→ **Requirements**: Count the lines in the records below that contain the string "chart". What is the number? Give only the number.

** START Material shown **

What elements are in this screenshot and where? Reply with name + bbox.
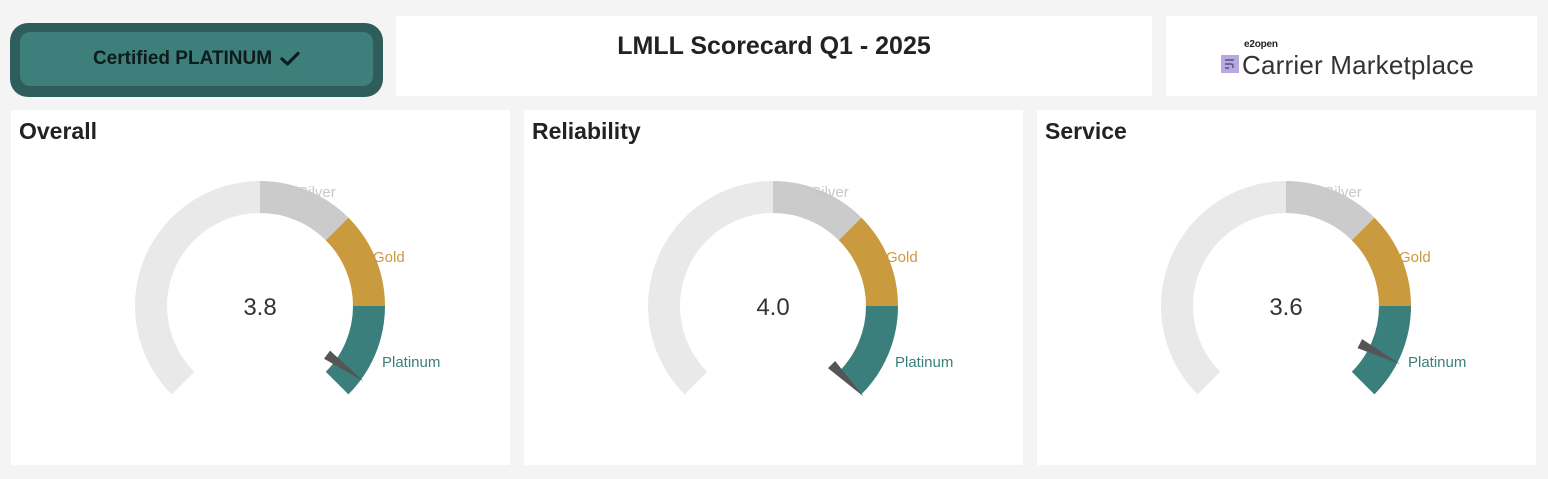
gauge-label-platinum: Platinum <box>895 354 953 371</box>
certification-badge: Certified PLATINUM <box>10 23 383 97</box>
gauge-panel-reliability: Reliability 4.0 Silver Gold Platinum <box>524 110 1023 465</box>
gauge-title: Overall <box>19 118 97 144</box>
gauge-chart: 3.8 Silver Gold Platinum <box>134 181 440 395</box>
gauge-needle <box>828 361 864 397</box>
gauge-track <box>1160 181 1286 395</box>
gauge-chart: 4.0 Silver Gold Platinum <box>647 181 953 397</box>
page-title: LMLL Scorecard Q1 - 2025 <box>617 32 931 60</box>
gauge-label-gold: Gold <box>886 249 918 266</box>
gauge-label-silver: Silver <box>811 184 849 201</box>
gauge-chart: 3.6 Silver Gold Platinum <box>1160 181 1466 395</box>
gauge-band-platinum <box>838 306 898 395</box>
logo-card: e2open Carrier Marketplace <box>1166 16 1537 96</box>
gauge-panel-service: Service 3.6 Silver Gold Platinum <box>1037 110 1536 465</box>
title-card: LMLL Scorecard Q1 - 2025 <box>396 16 1152 96</box>
gauge-band-gold <box>838 217 898 306</box>
gauge-band-silver <box>773 181 862 241</box>
gauge-band-gold <box>325 217 385 306</box>
certification-label: Certified PLATINUM <box>92 48 273 69</box>
logo-text: Carrier Marketplace <box>1242 50 1475 80</box>
gauge-label-silver: Silver <box>298 184 336 201</box>
gauge-value: 4.0 <box>756 294 789 321</box>
logo-brand-small: e2open <box>1244 39 1278 50</box>
certification-badge-inner: Certified PLATINUM <box>20 32 373 86</box>
gauge-band-silver <box>1286 181 1375 241</box>
carrier-marketplace-logo-icon <box>1221 55 1239 73</box>
gauge-label-platinum: Platinum <box>1408 354 1466 371</box>
gauge-label-silver: Silver <box>1324 184 1362 201</box>
gauge-band-platinum <box>1351 306 1411 395</box>
gauge-title: Service <box>1045 118 1127 144</box>
gauge-band-platinum <box>325 306 385 395</box>
gauge-label-gold: Gold <box>373 249 405 266</box>
gauge-track <box>134 181 260 395</box>
gauge-track <box>647 181 773 395</box>
gauge-band-gold <box>1351 217 1411 306</box>
gauge-needle <box>1357 339 1401 365</box>
gauge-label-gold: Gold <box>1399 249 1431 266</box>
checkmark-icon <box>280 51 300 66</box>
gauge-panel-overall: Overall 3.8 Silver Gold Platinum <box>11 110 510 465</box>
gauge-band-silver <box>260 181 349 241</box>
gauge-title: Reliability <box>532 118 641 144</box>
gauge-label-platinum: Platinum <box>382 354 440 371</box>
gauge-needle <box>324 350 364 382</box>
gauge-value: 3.6 <box>1269 294 1302 321</box>
gauge-value: 3.8 <box>243 294 276 321</box>
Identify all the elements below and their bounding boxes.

** END Material shown **

→ **Solution to this task**: 3